# Provided records
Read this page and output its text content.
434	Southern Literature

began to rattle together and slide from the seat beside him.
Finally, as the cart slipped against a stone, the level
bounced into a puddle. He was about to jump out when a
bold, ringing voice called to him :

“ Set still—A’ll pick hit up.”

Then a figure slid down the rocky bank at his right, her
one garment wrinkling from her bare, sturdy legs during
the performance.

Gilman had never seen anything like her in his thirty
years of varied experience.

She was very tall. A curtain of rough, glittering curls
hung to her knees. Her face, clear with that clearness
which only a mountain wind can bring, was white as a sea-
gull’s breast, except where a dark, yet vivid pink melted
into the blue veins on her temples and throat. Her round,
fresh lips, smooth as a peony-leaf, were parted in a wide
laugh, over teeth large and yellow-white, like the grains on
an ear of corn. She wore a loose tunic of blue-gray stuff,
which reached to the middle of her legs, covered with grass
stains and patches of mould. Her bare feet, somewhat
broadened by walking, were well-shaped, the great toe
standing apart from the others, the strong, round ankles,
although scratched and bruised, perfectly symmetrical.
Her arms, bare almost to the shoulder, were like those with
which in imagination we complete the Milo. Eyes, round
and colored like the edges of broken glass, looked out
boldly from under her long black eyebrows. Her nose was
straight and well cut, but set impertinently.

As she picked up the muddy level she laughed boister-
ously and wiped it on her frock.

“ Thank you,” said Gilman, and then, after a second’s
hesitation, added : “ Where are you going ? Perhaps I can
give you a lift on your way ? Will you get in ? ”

--

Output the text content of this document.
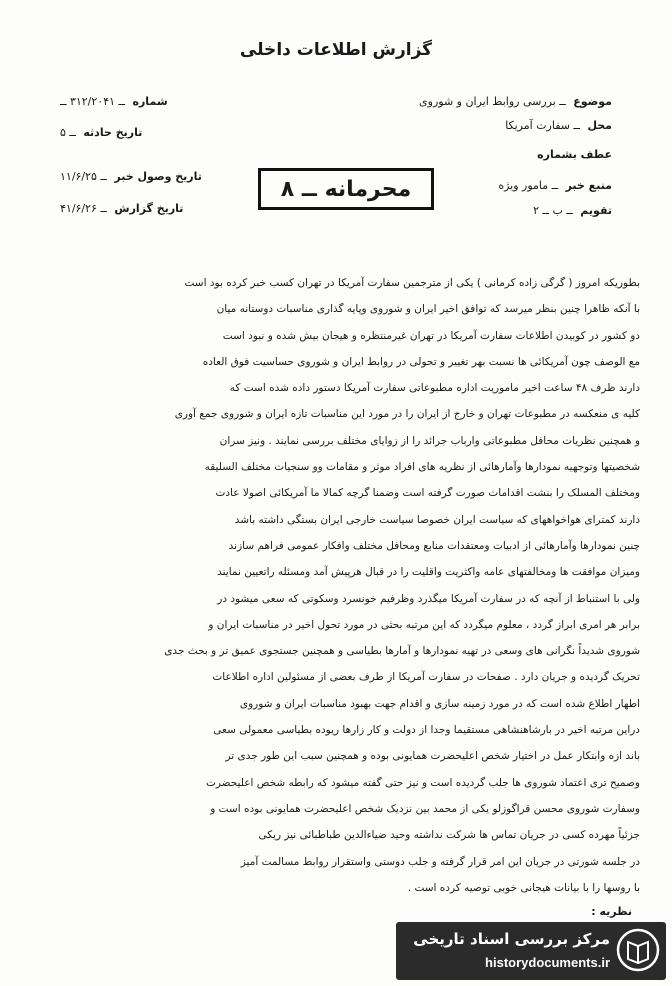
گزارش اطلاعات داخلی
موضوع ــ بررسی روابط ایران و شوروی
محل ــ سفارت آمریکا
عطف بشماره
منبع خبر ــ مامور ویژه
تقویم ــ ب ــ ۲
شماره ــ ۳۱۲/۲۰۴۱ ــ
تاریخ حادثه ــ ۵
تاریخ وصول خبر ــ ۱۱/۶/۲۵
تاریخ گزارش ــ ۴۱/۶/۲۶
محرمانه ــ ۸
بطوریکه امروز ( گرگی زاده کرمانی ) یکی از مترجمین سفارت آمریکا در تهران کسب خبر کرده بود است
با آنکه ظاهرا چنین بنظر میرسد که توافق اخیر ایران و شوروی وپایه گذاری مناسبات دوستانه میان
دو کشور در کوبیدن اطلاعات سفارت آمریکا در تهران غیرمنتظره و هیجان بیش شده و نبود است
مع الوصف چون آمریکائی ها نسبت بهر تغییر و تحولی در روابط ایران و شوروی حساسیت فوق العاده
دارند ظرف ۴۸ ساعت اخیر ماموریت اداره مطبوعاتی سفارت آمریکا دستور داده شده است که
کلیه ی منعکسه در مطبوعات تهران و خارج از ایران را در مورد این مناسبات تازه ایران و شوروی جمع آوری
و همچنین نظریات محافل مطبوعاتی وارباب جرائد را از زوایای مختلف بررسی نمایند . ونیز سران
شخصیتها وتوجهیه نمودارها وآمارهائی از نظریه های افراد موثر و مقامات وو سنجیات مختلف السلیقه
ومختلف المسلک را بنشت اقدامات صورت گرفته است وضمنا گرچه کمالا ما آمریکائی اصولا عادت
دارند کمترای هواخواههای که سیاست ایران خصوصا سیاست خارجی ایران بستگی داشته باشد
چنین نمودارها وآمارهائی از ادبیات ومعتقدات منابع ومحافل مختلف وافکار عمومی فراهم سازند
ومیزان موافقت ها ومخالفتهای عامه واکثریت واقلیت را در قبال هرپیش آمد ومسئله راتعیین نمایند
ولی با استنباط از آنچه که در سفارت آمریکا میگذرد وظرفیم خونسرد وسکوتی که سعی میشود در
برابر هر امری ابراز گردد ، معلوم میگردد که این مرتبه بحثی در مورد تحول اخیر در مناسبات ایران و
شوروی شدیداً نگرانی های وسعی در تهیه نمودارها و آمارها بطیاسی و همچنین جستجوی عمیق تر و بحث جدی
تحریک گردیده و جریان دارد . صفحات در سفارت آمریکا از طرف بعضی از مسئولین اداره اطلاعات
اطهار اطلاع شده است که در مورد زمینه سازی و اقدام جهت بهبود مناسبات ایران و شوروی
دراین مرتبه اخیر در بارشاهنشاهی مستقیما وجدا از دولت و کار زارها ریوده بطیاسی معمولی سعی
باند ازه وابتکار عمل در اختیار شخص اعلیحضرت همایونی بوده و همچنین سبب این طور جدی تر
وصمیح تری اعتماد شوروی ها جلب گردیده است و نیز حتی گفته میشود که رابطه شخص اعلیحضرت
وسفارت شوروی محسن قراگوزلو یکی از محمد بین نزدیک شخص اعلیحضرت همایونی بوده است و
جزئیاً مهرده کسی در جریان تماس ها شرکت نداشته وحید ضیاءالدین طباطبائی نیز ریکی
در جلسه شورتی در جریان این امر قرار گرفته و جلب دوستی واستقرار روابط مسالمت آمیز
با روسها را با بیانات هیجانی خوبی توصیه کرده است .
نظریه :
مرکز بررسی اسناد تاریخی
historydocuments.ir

--

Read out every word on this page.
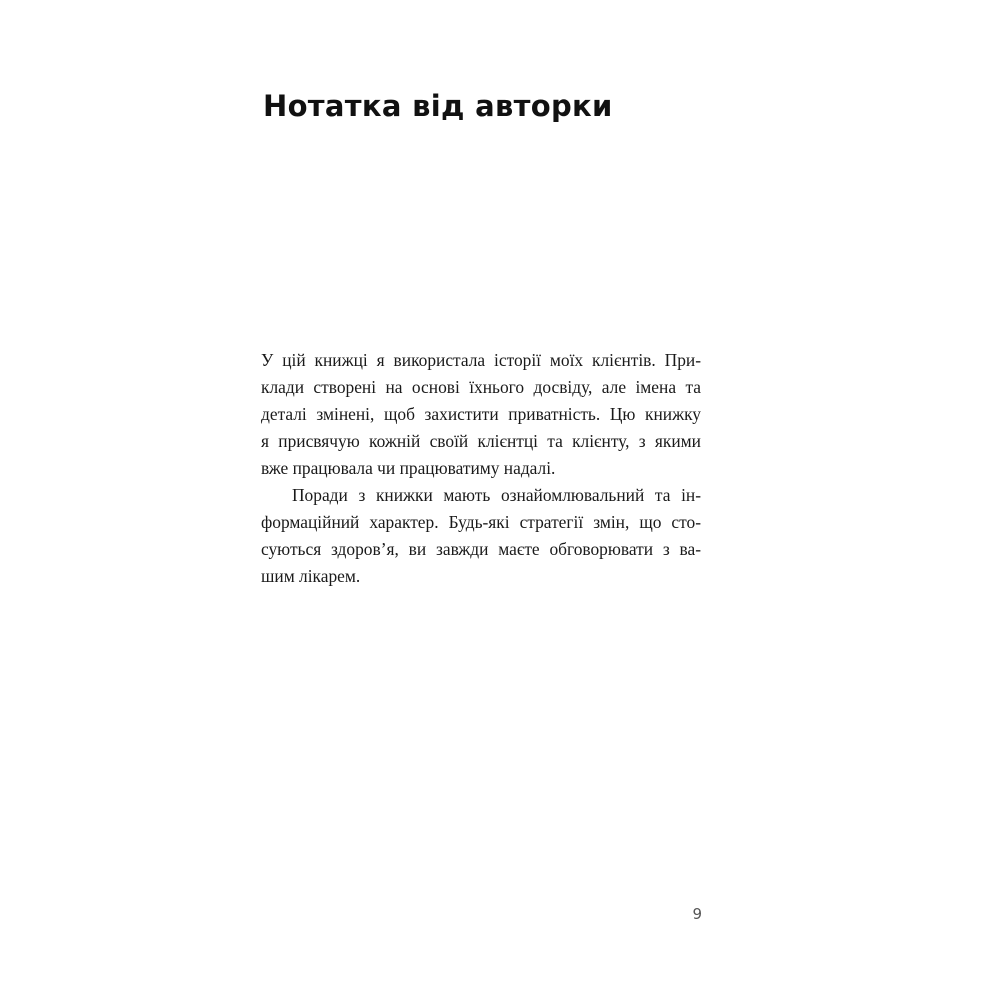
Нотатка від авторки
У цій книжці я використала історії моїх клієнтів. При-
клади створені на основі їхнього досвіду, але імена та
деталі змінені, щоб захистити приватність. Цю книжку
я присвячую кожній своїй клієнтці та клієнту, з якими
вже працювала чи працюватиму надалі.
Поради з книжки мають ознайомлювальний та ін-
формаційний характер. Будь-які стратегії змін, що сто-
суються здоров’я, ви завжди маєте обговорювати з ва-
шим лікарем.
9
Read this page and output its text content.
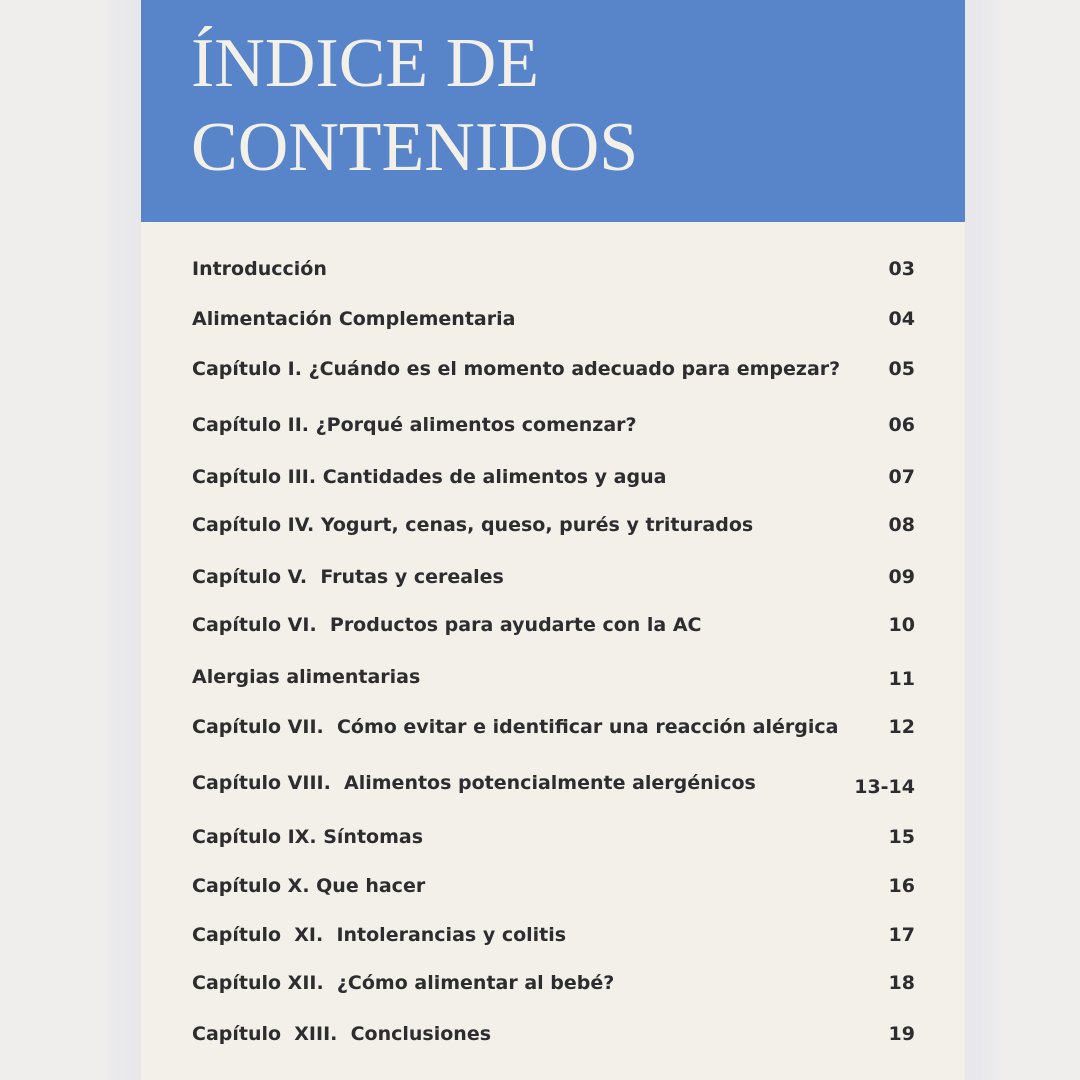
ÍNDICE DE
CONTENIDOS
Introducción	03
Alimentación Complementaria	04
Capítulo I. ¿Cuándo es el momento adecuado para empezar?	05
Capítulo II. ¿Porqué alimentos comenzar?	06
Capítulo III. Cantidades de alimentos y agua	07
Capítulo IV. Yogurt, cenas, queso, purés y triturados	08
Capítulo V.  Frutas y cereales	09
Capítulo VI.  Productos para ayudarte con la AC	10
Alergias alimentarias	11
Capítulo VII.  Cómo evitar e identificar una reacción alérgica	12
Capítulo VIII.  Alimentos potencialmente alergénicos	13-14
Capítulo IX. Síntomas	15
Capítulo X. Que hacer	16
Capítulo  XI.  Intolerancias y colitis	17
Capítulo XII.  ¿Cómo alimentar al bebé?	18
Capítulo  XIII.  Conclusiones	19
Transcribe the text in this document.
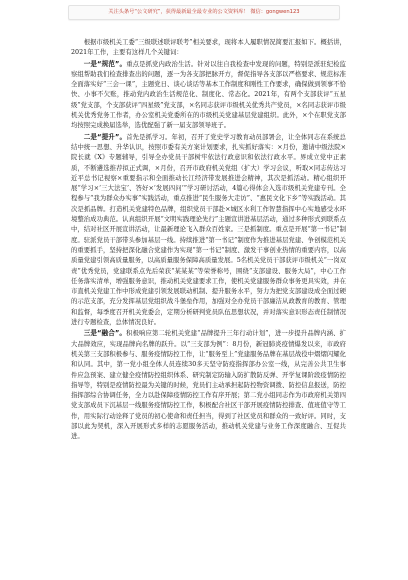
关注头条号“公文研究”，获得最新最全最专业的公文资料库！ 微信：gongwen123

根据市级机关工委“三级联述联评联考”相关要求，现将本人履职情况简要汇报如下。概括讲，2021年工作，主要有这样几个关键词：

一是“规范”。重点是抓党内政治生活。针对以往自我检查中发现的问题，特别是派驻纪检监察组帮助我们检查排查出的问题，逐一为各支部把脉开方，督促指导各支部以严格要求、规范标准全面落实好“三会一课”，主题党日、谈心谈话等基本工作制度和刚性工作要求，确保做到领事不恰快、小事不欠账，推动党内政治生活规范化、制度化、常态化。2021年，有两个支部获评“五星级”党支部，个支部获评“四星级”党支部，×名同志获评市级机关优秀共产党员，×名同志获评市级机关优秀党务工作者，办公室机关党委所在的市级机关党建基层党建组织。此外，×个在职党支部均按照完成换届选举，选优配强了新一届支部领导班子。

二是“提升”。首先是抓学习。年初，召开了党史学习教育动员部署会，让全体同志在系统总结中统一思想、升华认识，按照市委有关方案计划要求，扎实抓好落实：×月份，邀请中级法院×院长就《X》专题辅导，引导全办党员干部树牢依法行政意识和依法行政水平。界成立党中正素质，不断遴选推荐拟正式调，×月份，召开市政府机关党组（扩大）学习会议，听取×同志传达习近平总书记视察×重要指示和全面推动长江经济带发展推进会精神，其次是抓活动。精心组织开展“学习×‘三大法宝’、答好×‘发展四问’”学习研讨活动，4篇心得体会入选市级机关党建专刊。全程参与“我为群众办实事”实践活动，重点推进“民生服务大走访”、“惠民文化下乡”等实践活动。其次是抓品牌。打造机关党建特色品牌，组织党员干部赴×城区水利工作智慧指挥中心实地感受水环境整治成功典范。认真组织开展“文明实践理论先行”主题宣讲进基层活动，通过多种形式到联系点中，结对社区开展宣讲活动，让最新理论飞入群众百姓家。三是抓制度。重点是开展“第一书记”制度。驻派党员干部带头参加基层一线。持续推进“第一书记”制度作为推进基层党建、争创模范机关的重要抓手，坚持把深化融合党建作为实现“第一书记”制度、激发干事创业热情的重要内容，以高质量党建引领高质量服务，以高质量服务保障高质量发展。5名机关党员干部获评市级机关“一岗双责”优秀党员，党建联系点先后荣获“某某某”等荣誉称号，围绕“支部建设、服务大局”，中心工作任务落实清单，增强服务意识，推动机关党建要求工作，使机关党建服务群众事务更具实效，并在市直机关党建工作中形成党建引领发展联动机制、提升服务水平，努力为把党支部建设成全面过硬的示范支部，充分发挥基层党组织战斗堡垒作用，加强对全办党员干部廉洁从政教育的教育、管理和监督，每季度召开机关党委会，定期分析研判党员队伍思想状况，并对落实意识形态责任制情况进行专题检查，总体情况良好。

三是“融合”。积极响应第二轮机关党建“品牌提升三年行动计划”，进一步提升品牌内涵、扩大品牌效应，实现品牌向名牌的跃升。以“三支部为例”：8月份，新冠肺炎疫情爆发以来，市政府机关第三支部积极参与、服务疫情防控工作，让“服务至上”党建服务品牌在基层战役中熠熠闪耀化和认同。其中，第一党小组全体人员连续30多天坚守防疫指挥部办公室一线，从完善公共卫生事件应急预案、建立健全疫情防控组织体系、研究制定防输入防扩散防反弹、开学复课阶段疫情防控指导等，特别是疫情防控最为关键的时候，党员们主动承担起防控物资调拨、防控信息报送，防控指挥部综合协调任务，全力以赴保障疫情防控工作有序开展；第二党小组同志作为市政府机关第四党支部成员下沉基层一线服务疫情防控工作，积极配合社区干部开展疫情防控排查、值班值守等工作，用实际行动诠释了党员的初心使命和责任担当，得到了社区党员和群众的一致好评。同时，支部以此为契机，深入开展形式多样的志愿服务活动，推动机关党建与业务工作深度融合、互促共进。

# Objective
Return every line of the preceding records in which the word "نمودارها" appears.

# Task result
شخصیتها وتوجهیه نمودارها وآمارهائی از نظریه های افراد موثر و مقامات وو سنجیات مختلف السلیقه
چنین نمودارها وآمارهائی از ادبیات ومعتقدات منابع ومحافل مختلف وافکار عمومی فراهم سازند
شوروی شدیداً نگرانی های وسعی در تهیه نمودارها و آمارها بطیاسی و همچنین جستجوی عمیق تر و بحث جدی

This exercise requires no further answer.